• _Rows_:

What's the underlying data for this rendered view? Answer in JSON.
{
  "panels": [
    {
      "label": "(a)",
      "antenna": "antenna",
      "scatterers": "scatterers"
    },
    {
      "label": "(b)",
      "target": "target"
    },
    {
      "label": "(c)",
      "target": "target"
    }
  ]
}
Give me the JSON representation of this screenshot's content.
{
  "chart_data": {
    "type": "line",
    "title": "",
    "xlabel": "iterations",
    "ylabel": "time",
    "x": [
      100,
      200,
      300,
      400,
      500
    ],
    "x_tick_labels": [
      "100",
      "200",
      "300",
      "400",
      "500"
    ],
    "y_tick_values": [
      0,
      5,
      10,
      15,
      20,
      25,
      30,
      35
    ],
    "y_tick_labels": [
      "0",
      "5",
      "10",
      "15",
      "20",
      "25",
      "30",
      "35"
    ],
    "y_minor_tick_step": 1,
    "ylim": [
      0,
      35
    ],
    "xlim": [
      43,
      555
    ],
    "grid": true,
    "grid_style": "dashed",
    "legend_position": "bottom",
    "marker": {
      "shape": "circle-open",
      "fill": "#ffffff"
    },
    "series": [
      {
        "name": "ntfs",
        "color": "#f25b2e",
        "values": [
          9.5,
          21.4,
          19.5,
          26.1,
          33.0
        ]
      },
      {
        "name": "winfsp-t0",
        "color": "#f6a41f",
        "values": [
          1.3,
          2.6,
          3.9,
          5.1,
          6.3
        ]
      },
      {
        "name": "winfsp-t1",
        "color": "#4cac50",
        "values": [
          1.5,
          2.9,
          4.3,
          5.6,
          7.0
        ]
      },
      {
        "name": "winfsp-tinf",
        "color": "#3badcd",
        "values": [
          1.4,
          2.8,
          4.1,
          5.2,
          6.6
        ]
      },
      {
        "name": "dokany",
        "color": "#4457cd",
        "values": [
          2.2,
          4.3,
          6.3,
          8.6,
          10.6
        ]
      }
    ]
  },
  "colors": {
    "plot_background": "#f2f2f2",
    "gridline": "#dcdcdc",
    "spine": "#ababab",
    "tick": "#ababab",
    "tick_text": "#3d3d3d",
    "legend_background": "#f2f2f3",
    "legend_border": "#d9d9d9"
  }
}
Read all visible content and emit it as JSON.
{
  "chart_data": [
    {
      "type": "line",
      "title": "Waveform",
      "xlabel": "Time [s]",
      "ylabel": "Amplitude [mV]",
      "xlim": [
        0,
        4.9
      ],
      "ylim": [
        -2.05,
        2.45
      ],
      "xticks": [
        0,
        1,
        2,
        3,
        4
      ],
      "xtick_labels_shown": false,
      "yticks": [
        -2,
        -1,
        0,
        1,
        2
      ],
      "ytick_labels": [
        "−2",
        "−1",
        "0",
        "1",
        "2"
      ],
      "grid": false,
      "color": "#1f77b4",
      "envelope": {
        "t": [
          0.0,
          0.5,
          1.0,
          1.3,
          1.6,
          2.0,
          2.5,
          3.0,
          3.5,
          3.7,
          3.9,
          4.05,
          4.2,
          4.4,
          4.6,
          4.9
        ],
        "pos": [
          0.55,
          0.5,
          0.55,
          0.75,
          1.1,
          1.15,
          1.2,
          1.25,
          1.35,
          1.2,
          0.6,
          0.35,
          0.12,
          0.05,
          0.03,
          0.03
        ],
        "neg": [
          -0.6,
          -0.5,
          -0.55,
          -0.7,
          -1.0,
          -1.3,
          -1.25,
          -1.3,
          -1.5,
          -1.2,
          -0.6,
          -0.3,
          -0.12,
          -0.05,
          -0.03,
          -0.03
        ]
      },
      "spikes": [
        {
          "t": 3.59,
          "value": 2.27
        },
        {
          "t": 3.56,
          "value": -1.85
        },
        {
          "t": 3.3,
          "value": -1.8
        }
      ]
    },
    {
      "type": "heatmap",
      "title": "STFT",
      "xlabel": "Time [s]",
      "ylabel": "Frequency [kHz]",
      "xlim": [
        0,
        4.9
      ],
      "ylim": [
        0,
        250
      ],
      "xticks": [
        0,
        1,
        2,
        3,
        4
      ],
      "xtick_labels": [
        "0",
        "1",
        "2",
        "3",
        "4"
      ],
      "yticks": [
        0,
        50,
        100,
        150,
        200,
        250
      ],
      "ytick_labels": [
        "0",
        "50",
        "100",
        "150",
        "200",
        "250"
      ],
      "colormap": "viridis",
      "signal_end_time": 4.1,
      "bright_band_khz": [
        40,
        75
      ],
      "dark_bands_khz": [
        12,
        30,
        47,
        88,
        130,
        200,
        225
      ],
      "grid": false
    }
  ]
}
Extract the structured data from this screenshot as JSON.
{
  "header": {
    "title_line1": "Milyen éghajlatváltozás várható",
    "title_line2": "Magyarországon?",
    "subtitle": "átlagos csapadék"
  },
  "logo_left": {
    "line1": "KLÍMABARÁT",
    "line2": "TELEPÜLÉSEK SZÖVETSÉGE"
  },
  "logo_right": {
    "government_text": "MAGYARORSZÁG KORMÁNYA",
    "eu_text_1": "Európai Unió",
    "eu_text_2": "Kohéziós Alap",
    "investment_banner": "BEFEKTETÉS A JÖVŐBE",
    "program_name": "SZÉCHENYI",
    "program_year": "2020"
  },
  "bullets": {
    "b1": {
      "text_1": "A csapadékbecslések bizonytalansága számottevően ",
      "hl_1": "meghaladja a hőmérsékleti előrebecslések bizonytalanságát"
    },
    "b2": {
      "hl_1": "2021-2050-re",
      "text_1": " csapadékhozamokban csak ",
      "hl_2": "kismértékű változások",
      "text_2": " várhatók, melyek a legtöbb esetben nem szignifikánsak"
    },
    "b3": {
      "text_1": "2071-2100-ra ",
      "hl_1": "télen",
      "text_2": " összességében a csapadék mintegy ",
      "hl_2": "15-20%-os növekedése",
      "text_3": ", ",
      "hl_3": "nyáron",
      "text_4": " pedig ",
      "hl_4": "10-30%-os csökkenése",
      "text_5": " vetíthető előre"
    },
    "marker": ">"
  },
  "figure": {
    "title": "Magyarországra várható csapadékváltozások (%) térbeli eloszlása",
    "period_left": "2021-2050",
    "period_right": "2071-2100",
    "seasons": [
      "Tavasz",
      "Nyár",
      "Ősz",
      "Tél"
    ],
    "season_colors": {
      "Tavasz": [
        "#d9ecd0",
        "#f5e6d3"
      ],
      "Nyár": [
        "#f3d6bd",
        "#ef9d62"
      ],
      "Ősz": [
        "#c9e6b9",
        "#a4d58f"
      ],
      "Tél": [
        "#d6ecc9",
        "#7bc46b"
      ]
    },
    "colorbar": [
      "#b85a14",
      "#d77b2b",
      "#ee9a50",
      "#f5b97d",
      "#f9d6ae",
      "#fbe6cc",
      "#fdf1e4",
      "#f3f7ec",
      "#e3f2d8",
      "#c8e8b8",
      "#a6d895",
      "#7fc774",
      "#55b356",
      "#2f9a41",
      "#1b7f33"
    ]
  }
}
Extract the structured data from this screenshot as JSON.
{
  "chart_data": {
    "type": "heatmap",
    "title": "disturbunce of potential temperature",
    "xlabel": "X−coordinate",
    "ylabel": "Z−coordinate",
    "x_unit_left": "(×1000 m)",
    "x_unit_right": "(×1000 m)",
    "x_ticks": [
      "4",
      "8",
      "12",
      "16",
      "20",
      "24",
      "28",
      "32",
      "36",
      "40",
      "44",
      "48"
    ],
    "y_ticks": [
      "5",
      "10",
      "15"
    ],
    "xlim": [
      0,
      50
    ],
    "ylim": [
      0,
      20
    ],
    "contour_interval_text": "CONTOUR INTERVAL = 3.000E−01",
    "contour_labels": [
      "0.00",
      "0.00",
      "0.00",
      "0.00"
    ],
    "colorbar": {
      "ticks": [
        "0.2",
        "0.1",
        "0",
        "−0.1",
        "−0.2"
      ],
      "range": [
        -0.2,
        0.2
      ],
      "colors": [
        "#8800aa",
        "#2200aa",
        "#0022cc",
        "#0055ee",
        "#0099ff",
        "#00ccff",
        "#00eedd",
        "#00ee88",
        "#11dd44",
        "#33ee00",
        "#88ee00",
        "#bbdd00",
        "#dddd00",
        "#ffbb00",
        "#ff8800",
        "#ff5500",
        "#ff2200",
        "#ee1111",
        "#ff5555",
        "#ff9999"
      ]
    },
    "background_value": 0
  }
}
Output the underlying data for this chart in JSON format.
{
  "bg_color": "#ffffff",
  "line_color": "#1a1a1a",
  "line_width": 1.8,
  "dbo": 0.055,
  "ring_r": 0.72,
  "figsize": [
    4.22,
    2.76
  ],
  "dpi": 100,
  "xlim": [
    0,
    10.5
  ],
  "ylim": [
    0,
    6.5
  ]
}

• _Goal of the exercise_: Copy out every line from the data above that has "underlying" in it.

• _Correct result_:
What's the underlying data for this rendered view? Answer in JSON.
Output the underlying data for this chart in JSON format.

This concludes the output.